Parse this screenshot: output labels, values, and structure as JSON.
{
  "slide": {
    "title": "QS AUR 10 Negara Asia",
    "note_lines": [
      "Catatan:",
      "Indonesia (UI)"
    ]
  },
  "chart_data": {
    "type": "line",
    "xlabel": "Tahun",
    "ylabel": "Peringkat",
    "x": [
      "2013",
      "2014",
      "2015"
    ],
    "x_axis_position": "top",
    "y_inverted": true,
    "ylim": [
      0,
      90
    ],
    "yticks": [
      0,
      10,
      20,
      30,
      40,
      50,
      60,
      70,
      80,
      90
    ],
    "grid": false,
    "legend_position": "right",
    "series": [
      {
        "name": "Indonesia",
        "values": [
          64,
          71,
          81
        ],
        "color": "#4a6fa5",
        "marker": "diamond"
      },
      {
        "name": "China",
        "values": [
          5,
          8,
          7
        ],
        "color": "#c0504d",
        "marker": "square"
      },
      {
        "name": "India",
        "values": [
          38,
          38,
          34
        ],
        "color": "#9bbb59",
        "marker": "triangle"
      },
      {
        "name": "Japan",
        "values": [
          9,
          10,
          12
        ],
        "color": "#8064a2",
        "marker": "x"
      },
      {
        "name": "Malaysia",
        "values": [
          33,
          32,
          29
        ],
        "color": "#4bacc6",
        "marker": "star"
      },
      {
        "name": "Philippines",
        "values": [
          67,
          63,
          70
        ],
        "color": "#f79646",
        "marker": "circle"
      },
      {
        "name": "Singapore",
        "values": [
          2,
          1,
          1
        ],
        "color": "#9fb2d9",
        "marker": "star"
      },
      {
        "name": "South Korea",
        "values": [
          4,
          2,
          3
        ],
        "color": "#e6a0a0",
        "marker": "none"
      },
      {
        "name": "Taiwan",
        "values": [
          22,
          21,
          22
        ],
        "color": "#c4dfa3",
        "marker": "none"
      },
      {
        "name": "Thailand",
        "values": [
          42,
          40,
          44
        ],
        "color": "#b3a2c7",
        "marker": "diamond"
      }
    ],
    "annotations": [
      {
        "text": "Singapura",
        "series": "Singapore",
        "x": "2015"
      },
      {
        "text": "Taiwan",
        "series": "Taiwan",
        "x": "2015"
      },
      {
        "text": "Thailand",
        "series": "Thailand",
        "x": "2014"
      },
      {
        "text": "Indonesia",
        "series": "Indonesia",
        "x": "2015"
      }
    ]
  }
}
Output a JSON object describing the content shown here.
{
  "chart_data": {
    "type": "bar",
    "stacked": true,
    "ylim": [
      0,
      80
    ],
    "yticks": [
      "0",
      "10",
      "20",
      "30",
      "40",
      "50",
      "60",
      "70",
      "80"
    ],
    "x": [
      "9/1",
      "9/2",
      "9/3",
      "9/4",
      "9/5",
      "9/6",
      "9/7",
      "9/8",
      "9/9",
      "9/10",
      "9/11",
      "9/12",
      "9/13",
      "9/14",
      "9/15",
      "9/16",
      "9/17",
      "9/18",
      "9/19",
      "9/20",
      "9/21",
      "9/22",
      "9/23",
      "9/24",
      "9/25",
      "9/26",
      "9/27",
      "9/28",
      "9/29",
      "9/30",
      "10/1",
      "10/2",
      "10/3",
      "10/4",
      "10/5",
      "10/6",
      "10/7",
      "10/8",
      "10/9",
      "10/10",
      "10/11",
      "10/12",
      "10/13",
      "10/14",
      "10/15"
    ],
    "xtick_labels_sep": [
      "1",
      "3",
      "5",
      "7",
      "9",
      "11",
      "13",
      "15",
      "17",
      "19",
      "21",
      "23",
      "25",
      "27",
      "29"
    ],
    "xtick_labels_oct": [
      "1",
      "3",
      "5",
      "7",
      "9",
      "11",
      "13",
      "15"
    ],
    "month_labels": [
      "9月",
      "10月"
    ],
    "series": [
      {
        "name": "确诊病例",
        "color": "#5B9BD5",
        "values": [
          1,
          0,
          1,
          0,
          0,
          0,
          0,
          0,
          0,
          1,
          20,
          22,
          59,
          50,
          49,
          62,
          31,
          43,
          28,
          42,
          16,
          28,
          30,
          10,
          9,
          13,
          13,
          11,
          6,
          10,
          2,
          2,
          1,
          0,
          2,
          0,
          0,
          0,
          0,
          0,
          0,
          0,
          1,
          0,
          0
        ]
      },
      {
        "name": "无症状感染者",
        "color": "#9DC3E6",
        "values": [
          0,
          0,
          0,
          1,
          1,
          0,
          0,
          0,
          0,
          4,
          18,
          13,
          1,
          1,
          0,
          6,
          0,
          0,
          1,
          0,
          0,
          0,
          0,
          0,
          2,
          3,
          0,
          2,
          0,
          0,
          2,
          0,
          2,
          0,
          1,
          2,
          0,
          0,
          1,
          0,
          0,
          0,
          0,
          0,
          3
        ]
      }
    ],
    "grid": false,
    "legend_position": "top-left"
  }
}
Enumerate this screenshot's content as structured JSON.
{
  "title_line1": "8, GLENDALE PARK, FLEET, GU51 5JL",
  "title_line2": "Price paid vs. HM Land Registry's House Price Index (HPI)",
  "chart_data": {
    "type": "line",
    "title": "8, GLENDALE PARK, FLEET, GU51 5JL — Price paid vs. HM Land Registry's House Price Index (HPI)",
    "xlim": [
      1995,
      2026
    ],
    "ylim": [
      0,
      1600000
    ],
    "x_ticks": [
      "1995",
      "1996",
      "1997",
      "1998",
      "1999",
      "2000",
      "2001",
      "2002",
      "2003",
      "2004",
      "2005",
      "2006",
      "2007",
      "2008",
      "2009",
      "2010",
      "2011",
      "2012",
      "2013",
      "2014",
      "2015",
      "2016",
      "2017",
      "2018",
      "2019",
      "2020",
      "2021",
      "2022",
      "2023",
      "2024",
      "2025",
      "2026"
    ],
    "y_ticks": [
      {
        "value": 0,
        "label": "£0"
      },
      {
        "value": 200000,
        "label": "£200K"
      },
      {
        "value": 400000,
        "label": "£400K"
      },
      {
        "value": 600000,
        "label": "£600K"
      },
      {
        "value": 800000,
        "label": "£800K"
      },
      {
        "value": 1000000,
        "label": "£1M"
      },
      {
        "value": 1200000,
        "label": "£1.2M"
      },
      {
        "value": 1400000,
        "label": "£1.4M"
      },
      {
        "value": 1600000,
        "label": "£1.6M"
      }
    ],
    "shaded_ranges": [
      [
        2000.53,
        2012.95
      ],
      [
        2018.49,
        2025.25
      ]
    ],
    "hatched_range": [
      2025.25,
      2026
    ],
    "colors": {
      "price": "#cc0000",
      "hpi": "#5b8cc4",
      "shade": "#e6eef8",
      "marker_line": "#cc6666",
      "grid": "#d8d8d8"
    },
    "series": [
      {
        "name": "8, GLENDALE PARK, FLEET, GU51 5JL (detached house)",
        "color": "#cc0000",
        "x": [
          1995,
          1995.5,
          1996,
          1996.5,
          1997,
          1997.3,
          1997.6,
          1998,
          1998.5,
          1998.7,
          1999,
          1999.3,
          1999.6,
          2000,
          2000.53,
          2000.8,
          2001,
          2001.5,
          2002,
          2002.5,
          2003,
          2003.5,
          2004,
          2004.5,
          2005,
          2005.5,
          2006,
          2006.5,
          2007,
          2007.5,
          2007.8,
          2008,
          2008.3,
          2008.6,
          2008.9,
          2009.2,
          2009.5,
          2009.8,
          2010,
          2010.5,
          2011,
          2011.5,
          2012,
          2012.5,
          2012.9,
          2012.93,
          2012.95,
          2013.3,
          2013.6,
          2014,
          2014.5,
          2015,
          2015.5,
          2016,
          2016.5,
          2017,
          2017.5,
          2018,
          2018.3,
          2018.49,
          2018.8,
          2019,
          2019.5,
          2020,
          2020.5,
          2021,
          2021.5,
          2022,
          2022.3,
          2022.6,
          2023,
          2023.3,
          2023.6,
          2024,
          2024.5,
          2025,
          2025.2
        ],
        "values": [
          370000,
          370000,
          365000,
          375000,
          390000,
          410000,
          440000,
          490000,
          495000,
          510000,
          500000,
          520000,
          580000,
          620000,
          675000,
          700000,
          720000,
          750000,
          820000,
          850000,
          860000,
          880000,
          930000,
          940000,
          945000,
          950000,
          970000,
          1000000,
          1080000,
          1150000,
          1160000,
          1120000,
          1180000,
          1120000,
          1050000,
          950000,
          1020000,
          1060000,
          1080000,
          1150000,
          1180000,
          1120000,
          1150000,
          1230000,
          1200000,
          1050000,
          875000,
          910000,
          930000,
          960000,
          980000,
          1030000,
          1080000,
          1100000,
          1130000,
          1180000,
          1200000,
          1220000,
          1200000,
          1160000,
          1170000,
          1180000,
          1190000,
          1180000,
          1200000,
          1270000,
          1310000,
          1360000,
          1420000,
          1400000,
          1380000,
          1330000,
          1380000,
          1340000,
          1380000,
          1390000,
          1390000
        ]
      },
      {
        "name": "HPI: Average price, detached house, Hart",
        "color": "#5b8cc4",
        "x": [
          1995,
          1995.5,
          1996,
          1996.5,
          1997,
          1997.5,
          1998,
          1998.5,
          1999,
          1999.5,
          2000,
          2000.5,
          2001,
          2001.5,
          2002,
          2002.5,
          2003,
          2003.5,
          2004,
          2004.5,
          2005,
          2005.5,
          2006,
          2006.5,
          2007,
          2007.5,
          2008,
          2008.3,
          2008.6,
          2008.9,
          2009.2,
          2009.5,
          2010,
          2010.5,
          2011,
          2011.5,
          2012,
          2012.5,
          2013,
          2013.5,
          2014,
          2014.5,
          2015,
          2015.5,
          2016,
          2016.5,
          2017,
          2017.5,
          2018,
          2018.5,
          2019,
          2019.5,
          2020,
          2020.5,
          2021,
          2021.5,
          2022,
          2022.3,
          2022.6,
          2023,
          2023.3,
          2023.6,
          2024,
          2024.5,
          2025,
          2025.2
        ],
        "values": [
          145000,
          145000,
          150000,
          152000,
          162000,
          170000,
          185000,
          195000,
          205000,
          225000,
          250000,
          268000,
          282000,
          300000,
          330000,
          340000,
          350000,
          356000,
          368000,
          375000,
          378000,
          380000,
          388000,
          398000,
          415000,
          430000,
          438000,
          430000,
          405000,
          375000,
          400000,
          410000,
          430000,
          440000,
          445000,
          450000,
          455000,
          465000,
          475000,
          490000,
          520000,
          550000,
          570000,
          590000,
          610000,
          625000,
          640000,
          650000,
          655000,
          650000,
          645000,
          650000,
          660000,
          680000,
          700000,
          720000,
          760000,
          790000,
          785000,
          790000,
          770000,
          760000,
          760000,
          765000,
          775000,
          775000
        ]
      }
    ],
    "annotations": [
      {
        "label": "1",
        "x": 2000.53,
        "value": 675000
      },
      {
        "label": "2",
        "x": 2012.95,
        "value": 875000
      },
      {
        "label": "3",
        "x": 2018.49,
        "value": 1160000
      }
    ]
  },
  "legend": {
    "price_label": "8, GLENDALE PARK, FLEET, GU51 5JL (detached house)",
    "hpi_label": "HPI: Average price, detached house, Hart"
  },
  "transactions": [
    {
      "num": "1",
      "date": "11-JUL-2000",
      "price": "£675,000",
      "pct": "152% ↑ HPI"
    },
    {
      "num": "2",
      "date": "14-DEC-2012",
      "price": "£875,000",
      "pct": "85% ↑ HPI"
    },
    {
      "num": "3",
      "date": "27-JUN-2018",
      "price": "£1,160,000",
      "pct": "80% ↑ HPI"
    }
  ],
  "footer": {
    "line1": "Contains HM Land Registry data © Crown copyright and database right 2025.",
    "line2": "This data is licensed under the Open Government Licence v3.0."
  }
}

----

**TASK STATEMENT:**
Count every line of the records that holds the string "paid". Write only the total.

**COMPLETE ANSWER:**
2